INFORMATION SHOWN =>

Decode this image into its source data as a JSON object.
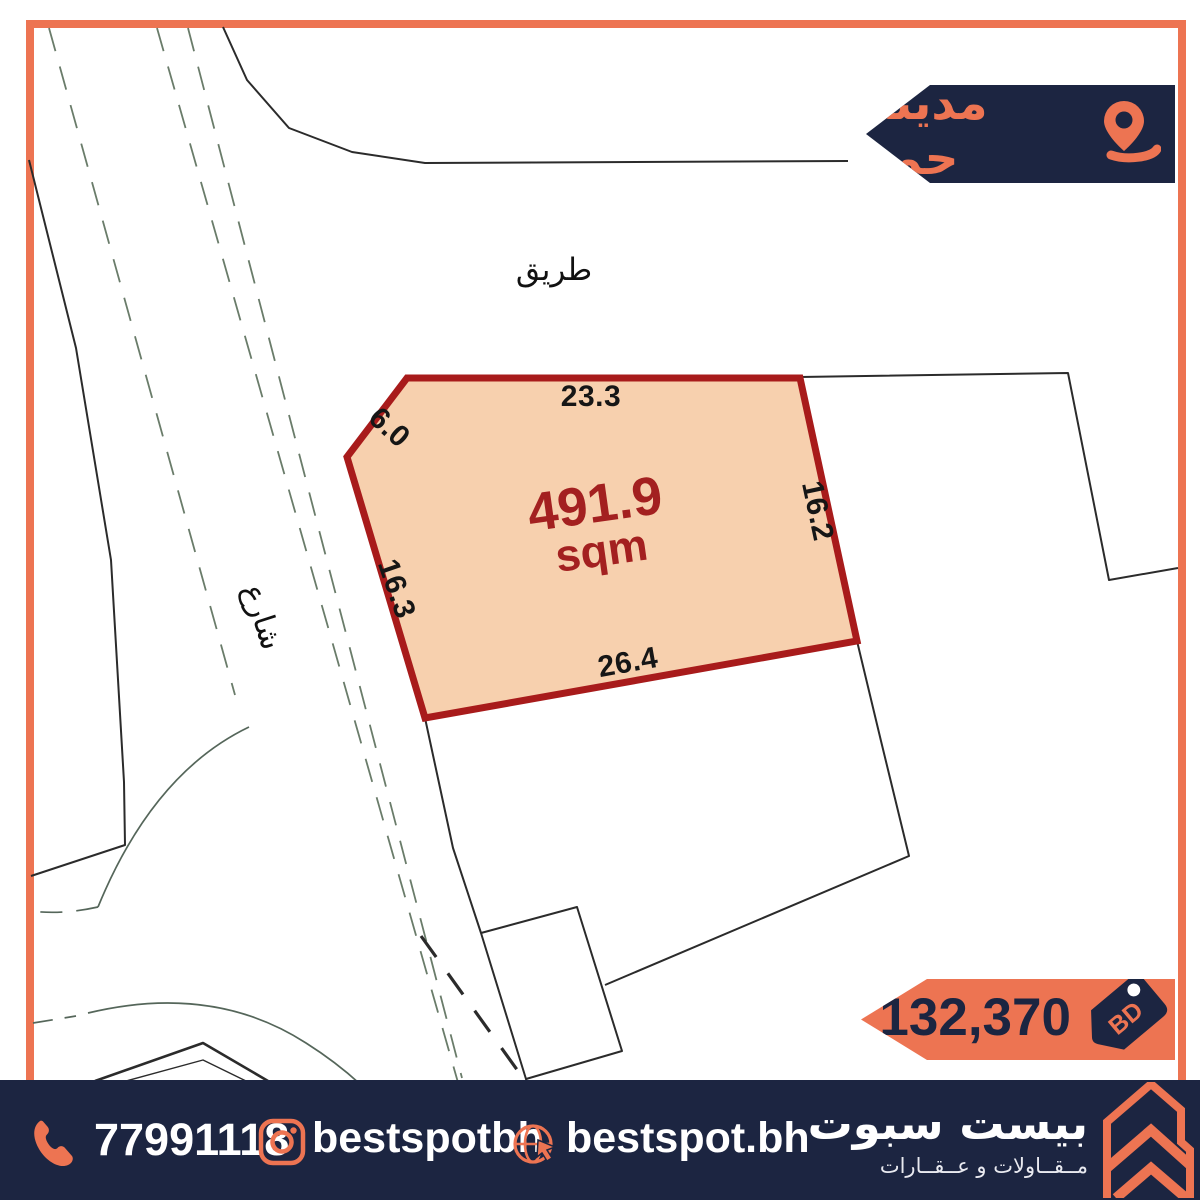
{
  "badge": {
    "location_label": "مدينة حمد"
  },
  "map": {
    "road_label": "طريق",
    "street_label": "شارع",
    "plot": {
      "area_value": "491.9",
      "area_unit": "sqm",
      "dim_top": "23.3",
      "dim_northwest": "6.0",
      "dim_west": "16.3",
      "dim_east": "16.2",
      "dim_south": "26.4"
    }
  },
  "price": {
    "amount": "132,370",
    "currency": "BD"
  },
  "footer": {
    "phone": "77991118",
    "instagram": "bestspotbh",
    "website": "bestspot.bh",
    "brand_name": "بيست سبوت",
    "brand_tagline": "مــقــاولات و عــقــارات"
  },
  "colors": {
    "accent_orange": "#ED7452",
    "navy": "#1C2541",
    "plot_border": "#A81B1B",
    "plot_fill": "#F7D0AE",
    "area_text": "#A32020"
  }
}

EXERCISE => Return the full material word for word. Do not include the pictures.

FULL ANSWER =>
Decode this image into its source data as a JSON object.
{
  "badge": {
    "location_label": "مدينة حمد"
  },
  "map": {
    "road_label": "طريق",
    "street_label": "شارع",
    "plot": {
      "area_value": "491.9",
      "area_unit": "sqm",
      "dim_top": "23.3",
      "dim_northwest": "6.0",
      "dim_west": "16.3",
      "dim_east": "16.2",
      "dim_south": "26.4"
    }
  },
  "price": {
    "amount": "132,370",
    "currency": "BD"
  },
  "footer": {
    "phone": "77991118",
    "instagram": "bestspotbh",
    "website": "bestspot.bh",
    "brand_name": "بيست سبوت",
    "brand_tagline": "مــقــاولات و عــقــارات"
  },
  "colors": {
    "accent_orange": "#ED7452",
    "navy": "#1C2541",
    "plot_border": "#A81B1B",
    "plot_fill": "#F7D0AE",
    "area_text": "#A32020"
  }
}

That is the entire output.